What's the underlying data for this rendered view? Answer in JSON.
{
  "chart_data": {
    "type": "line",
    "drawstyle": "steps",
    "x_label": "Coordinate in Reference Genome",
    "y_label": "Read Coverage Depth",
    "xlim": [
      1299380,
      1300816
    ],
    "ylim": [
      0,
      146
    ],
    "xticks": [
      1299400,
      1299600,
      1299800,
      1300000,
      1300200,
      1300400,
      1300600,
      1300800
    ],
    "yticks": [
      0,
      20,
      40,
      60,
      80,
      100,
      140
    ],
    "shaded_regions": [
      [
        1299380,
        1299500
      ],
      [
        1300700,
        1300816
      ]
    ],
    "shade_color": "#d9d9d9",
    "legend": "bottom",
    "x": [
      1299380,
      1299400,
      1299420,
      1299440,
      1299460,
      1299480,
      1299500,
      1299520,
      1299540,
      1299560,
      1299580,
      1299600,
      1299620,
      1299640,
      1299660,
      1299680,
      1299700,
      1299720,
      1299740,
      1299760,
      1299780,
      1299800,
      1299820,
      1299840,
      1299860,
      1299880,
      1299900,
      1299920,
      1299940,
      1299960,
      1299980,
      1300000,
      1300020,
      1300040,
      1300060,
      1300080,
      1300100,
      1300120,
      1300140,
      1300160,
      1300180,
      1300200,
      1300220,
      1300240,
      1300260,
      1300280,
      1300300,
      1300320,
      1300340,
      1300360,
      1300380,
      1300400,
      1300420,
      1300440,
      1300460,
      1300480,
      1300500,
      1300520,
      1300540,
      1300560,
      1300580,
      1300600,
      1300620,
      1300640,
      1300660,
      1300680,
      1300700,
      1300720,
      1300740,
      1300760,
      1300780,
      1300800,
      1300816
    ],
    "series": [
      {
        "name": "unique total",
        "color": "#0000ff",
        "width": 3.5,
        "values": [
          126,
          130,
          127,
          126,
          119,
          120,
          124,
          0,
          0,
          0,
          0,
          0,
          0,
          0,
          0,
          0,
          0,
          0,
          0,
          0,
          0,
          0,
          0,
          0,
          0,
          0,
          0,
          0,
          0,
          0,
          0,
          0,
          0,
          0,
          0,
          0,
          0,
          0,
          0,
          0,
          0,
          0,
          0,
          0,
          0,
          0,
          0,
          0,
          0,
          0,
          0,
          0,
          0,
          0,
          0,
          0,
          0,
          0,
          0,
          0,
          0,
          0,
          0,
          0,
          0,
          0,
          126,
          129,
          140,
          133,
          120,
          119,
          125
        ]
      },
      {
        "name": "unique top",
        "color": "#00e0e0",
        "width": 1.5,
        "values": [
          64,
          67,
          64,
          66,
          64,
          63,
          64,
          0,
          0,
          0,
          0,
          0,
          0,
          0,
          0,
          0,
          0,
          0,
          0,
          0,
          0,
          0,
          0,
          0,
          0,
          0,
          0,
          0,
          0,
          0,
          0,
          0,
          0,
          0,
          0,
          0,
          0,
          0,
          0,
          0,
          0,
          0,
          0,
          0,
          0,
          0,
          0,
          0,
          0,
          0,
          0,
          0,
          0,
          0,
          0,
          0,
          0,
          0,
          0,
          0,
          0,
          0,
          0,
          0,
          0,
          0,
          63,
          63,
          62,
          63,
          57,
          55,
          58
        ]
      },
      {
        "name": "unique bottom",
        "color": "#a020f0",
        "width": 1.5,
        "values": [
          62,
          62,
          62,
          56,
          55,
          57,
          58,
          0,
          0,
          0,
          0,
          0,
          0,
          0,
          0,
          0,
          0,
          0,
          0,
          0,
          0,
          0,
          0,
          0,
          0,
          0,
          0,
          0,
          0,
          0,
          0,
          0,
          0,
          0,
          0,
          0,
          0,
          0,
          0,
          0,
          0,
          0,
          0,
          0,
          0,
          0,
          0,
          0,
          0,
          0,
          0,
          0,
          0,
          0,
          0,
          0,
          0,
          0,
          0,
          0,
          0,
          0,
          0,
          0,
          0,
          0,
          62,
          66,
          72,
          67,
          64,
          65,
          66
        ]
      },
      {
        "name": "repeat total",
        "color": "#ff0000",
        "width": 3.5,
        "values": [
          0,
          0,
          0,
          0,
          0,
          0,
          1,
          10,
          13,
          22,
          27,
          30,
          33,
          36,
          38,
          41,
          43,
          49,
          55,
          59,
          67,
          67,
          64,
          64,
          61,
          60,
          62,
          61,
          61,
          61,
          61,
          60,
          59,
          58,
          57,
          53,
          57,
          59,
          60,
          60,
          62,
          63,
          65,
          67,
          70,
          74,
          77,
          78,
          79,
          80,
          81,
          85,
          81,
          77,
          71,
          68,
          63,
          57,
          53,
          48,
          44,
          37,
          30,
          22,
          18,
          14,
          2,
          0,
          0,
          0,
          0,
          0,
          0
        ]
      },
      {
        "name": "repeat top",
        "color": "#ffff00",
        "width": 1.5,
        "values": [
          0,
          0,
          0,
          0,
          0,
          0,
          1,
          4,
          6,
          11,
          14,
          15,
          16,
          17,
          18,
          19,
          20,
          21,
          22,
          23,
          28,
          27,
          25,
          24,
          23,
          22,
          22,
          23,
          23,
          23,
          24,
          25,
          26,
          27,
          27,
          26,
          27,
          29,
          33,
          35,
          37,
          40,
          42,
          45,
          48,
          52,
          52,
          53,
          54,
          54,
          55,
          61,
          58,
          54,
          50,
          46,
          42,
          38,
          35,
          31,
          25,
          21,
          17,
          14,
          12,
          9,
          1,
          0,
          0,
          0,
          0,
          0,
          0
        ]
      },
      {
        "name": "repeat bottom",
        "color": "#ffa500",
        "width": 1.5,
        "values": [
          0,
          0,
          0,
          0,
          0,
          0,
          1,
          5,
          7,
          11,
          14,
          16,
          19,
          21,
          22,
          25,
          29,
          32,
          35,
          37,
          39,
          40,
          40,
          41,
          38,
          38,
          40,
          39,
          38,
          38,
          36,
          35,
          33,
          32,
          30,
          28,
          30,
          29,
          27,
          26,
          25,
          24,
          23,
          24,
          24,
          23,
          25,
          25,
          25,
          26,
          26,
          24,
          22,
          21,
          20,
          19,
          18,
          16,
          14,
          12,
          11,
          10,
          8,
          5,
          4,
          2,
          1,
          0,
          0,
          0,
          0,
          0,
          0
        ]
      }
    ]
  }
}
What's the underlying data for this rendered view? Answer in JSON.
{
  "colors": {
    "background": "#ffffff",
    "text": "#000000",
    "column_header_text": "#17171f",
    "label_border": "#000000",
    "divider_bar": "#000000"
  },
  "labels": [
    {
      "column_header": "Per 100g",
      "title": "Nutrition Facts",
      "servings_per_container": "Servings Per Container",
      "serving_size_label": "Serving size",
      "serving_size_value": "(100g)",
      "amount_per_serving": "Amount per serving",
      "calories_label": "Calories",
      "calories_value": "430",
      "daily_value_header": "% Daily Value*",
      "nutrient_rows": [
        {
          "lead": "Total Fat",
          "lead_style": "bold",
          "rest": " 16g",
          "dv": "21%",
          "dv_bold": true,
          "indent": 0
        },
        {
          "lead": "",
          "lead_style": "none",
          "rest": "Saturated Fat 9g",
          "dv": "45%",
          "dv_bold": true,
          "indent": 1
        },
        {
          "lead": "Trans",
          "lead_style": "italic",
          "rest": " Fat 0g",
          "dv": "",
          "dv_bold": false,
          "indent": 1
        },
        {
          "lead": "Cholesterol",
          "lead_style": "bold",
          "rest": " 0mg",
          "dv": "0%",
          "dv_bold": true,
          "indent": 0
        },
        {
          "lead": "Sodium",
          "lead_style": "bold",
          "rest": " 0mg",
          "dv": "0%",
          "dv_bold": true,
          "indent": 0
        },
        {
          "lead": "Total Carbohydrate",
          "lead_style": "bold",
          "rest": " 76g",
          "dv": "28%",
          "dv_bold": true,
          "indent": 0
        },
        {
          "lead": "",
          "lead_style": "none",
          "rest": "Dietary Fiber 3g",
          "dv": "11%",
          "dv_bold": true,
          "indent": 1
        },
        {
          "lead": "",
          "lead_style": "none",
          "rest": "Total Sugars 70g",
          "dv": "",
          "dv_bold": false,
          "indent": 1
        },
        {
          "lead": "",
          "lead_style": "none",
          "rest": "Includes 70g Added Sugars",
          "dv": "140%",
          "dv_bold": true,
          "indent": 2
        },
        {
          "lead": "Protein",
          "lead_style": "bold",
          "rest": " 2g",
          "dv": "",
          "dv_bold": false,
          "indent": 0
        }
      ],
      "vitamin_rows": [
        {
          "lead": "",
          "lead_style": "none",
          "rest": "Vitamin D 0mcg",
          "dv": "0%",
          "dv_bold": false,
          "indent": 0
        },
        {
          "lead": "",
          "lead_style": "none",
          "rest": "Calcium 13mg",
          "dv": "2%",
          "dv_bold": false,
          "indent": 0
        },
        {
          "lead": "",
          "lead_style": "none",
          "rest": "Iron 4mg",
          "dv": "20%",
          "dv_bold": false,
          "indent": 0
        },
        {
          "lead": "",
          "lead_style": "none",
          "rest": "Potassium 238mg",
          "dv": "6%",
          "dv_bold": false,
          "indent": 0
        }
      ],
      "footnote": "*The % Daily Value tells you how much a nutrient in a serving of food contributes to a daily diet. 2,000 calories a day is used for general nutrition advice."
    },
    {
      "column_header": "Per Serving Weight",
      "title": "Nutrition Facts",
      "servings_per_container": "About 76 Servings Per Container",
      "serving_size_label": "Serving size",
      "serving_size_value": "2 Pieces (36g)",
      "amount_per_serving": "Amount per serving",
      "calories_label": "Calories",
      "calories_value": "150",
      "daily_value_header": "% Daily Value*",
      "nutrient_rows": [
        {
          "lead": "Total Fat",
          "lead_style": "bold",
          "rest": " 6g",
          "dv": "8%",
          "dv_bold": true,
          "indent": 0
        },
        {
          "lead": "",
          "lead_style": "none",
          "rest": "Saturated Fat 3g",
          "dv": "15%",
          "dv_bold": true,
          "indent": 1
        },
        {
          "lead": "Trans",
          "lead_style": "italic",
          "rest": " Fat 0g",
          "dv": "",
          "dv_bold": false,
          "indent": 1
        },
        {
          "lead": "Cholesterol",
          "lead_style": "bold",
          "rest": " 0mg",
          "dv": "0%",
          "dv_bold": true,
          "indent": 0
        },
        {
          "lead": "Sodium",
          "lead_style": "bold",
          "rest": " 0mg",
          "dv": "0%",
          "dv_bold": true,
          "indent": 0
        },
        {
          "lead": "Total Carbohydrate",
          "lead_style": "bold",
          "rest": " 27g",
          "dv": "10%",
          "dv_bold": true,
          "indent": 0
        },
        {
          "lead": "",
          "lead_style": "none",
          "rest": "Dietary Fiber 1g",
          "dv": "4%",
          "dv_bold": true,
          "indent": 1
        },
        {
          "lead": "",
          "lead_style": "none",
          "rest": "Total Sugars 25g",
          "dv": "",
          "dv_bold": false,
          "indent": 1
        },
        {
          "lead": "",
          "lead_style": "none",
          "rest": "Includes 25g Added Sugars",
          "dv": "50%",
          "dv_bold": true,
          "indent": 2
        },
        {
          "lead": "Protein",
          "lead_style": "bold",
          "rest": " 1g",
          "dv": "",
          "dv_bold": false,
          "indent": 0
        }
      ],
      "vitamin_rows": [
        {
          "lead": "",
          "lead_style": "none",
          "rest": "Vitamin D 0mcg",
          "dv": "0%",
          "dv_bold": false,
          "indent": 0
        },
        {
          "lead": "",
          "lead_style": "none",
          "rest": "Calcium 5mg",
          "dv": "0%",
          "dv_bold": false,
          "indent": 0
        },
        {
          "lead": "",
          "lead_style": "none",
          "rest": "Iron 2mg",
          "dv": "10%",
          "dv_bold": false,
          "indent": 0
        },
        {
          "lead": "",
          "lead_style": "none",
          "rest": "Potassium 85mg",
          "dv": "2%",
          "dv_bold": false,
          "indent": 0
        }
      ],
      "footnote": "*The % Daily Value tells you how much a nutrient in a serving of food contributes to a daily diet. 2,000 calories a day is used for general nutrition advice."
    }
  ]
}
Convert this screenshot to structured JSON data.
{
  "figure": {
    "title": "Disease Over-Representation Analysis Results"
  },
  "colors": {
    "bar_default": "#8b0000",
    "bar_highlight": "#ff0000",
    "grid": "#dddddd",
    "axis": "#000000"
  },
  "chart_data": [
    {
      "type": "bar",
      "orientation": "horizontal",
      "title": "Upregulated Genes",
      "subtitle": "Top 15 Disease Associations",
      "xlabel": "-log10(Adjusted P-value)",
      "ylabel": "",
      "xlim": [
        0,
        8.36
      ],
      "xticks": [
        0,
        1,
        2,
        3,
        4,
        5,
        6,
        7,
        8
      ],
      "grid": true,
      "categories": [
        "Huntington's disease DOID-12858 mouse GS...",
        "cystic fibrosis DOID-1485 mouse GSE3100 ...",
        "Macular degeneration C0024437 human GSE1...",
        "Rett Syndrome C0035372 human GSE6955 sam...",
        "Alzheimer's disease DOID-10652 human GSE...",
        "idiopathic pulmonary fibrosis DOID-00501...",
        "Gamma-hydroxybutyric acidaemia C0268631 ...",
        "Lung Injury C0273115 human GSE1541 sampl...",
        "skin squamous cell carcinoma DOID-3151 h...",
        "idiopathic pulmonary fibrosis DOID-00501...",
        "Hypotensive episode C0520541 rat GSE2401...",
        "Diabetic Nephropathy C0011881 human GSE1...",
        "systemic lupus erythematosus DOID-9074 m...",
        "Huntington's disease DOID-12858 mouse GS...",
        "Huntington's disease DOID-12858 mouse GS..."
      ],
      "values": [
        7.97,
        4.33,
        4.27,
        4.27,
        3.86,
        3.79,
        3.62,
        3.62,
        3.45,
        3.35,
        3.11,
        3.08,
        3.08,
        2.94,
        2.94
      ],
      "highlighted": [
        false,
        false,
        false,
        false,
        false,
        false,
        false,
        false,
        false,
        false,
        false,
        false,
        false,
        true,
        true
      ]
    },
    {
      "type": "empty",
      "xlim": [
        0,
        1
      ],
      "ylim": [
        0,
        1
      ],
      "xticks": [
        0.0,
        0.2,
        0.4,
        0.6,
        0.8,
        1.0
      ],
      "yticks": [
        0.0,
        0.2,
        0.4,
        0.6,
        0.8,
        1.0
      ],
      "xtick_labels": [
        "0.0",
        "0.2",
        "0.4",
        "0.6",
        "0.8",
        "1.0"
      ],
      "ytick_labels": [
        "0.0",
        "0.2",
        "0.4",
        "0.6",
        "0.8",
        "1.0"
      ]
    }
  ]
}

Work task: How many lines of these records include the word "bottom"? Only the number should be written.

Task response: 3